_Objectif_
Rédigez la suite du texte sur les vins AOC-IGP, donné plus bas sous « Texte choisi », en partant de sa dernière phrase.

_Texte choisi_
• • •
À l’heure où nous voguons dans le monde du vin français sur le mol océan du tout AOC-IGP, c’est-à-dire d’une identification du produit par son origine géographique fondé sur un cahier des charges, et que les tenants de cette dérive font la chasse à tout ce qui ressemble à la diversité, au nom d’un air de famille symbole de l’uniformité, sortir nos têtes du petit marigot national, où d’ailleurs les vins cohabitent avec d’autres produits, tout particulièrement les fromages, me semble bon pour nos neurones bien encrassés par un goût immodéré du repli sur nous-même.

 

C’est pour cette raison que je vous propose la lecture du CR d’une conférence de Bertyl Sylvander lors d’un des Cafés-débats de Marciac en Aveyron.
• • •
_Liste des enregistrements_
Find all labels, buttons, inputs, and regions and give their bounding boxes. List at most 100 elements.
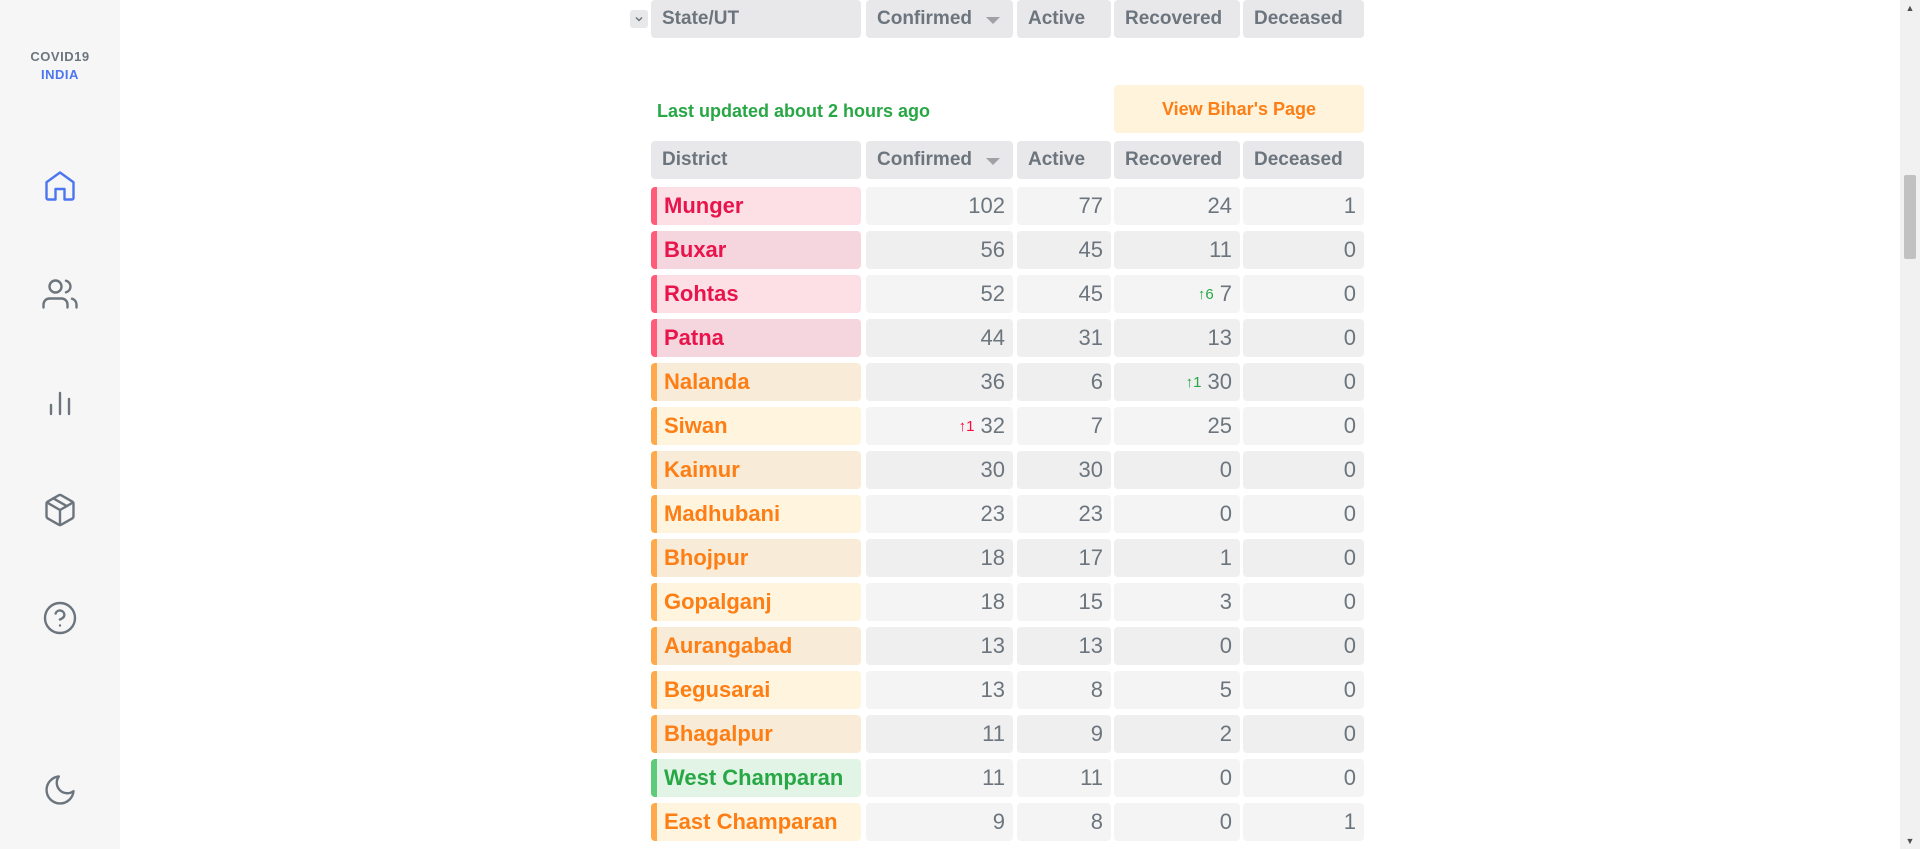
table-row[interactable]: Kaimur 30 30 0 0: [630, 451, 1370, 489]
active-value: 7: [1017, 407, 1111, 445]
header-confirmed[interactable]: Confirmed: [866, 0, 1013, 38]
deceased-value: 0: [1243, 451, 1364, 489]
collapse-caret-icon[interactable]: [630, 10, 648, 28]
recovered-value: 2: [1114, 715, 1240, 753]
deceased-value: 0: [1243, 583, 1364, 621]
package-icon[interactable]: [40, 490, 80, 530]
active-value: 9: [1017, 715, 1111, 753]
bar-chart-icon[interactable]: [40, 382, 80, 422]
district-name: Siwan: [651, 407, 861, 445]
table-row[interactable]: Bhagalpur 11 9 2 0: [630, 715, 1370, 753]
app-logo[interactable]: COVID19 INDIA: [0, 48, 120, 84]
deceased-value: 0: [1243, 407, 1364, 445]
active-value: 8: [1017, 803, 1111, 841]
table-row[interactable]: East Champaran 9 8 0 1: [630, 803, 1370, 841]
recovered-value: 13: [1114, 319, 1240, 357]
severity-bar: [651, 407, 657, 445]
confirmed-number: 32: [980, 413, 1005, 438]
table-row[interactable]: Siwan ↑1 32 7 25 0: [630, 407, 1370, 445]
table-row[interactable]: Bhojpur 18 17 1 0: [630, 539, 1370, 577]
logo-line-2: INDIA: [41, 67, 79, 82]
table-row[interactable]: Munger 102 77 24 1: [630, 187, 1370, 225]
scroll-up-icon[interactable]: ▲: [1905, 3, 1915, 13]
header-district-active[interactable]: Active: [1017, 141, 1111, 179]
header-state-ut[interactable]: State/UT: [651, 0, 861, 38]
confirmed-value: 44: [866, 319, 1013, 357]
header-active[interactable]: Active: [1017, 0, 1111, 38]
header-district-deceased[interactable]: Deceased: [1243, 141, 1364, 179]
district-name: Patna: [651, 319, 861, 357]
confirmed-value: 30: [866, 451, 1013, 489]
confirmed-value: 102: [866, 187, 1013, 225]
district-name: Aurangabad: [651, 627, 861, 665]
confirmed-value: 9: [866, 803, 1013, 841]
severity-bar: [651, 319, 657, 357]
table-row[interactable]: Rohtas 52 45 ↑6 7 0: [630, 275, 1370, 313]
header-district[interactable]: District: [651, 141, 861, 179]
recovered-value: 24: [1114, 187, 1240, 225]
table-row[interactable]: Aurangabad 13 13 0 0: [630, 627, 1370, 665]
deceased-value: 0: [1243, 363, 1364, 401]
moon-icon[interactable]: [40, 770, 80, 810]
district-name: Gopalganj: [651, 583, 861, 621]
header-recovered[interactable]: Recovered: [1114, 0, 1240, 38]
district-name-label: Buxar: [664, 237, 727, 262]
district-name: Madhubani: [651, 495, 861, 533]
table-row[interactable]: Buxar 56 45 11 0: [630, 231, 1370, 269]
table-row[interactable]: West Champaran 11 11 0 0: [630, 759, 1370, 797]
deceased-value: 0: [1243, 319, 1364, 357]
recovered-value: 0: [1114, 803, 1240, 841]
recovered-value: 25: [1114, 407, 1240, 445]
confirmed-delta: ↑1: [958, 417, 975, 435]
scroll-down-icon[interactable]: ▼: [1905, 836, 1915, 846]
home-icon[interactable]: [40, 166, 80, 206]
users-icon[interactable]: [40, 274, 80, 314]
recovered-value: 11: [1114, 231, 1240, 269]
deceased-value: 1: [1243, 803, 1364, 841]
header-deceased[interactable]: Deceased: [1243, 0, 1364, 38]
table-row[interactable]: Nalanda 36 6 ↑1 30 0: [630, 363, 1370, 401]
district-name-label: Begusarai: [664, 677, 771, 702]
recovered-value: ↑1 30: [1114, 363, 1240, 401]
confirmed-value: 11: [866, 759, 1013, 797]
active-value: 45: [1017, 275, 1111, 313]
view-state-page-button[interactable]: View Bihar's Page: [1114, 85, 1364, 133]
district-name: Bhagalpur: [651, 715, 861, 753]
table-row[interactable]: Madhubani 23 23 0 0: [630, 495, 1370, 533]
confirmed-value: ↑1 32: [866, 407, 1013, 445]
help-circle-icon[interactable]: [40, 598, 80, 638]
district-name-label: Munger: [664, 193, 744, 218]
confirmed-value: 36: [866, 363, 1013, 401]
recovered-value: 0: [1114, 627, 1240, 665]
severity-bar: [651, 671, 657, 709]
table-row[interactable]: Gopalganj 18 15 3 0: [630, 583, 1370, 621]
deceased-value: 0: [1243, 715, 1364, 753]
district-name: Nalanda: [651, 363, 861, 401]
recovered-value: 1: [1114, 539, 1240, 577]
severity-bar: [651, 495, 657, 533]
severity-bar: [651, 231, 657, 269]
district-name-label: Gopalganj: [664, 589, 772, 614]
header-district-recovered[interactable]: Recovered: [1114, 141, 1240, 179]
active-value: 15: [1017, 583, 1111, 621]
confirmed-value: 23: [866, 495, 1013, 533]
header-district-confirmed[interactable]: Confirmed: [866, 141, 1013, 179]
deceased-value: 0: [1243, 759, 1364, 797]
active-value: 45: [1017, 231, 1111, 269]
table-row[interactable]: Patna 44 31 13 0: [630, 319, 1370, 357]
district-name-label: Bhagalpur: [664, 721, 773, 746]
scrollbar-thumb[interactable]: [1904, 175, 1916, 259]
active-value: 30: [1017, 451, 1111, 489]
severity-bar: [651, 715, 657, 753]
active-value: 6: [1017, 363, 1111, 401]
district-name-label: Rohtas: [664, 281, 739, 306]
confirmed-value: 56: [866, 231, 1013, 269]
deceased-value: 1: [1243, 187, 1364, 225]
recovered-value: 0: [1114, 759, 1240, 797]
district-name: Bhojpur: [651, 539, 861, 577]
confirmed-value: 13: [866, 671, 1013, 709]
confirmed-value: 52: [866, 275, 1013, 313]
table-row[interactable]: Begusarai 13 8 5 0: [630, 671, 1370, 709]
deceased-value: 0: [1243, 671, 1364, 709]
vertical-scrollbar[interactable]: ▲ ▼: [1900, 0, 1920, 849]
• • •
_Résultat ci-dessous_
Une autre raison, plus personnelle, m’y pousse : Bertyl Sylvander cite quelqu’un qui m’a été très cher : Louis Lorvellec, professeur de droit rural à la faculté de Nantes. Nous nous sommes rencontrés lorsque je pilotais la réécriture de nos textes sur les AOC afin de pouvoir entamer la négociation au plan européen. Et puis, le jour où j’ai quitté les manettes, lui et son collègue JC Hélin qui avait été mon mentor en droit administratif en 1968, m’ont demandé si je serais intéressé par un poste de professeur-associé à mi-temps à la Faculté de Nantes. Étonné, et aussi flatté, j’ai accepté. Ils m’ont fait coopter et pendant 3 ans j’ai donc pu apporter « mon expérience de la négociation européenne » auprès d’étudiants de 3ième cycle. Ce fut une expérience riche et unique. Louis Lorvellec nous a quiité en 2001.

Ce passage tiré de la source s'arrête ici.